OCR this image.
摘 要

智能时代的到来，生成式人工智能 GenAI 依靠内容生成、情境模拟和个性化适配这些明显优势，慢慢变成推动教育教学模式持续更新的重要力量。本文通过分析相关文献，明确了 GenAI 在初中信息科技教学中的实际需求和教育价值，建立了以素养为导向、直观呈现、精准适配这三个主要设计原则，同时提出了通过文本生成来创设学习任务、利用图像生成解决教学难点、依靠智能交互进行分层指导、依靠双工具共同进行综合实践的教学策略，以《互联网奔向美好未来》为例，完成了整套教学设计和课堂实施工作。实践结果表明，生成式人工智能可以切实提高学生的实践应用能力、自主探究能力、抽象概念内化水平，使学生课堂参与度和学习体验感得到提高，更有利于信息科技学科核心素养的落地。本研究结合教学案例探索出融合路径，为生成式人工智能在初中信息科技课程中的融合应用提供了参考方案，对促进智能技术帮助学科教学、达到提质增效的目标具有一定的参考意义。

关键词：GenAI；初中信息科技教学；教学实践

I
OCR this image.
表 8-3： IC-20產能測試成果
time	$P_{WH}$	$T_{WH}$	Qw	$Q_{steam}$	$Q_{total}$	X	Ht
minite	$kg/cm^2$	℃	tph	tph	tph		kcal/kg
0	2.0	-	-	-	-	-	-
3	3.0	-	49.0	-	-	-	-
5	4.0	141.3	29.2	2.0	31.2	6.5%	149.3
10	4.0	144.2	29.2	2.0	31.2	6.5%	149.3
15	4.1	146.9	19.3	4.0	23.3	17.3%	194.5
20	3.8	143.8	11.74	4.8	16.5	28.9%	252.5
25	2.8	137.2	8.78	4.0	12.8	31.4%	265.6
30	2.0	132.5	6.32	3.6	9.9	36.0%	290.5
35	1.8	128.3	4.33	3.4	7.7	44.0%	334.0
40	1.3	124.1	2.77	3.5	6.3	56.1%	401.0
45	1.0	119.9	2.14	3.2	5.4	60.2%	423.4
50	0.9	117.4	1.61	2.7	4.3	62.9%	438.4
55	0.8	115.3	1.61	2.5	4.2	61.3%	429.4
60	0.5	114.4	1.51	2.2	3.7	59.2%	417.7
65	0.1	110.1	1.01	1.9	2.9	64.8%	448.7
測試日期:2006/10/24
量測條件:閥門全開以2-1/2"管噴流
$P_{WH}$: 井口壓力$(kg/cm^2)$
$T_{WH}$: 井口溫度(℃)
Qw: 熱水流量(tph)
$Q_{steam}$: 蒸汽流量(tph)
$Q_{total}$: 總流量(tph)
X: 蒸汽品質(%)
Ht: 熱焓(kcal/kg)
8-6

→ **REQUIREMENT**
Copy out every line of the data that includes "GenAI".

→ **OUTPUT BELOW**
智能时代的到来，生成式人工智能 GenAI 依靠内容生成、情境模拟和个性化适配这些明显优势，慢慢变成推动教育教学模式持续更新的重要力量。本文通过分析相关文献，明确了 GenAI 在初中信息科技教学中的实际需求和教育价值，建立了以素养为导向、直观呈现、精准适配这三个主要设计原则，同时提出了通过文本生成来创设学习任务、利用图像生成解决教学难点、依靠智能交互进行分层指导、依靠双工具共同进行综合实践的教学策略，以《互联网奔向美好未来》为例，完成了整套教学设计和课堂实施工作。实践结果表明，生成式人工智能可以切实提高学生的实践应用能力、自主探究能力、抽象概念内化水平，使学生课堂参与度和学习体验感得到提高，更有利于信息科技学科核心素养的落地。本研究结合教学案例探索出融合路径，为生成式人工智能在初中信息科技课程中的融合应用提供了参考方案，对促进智能技术帮助学科教学、达到提质增效的目标具有一定的参考意义。
关键词：GenAI；初中信息科技教学；教学实践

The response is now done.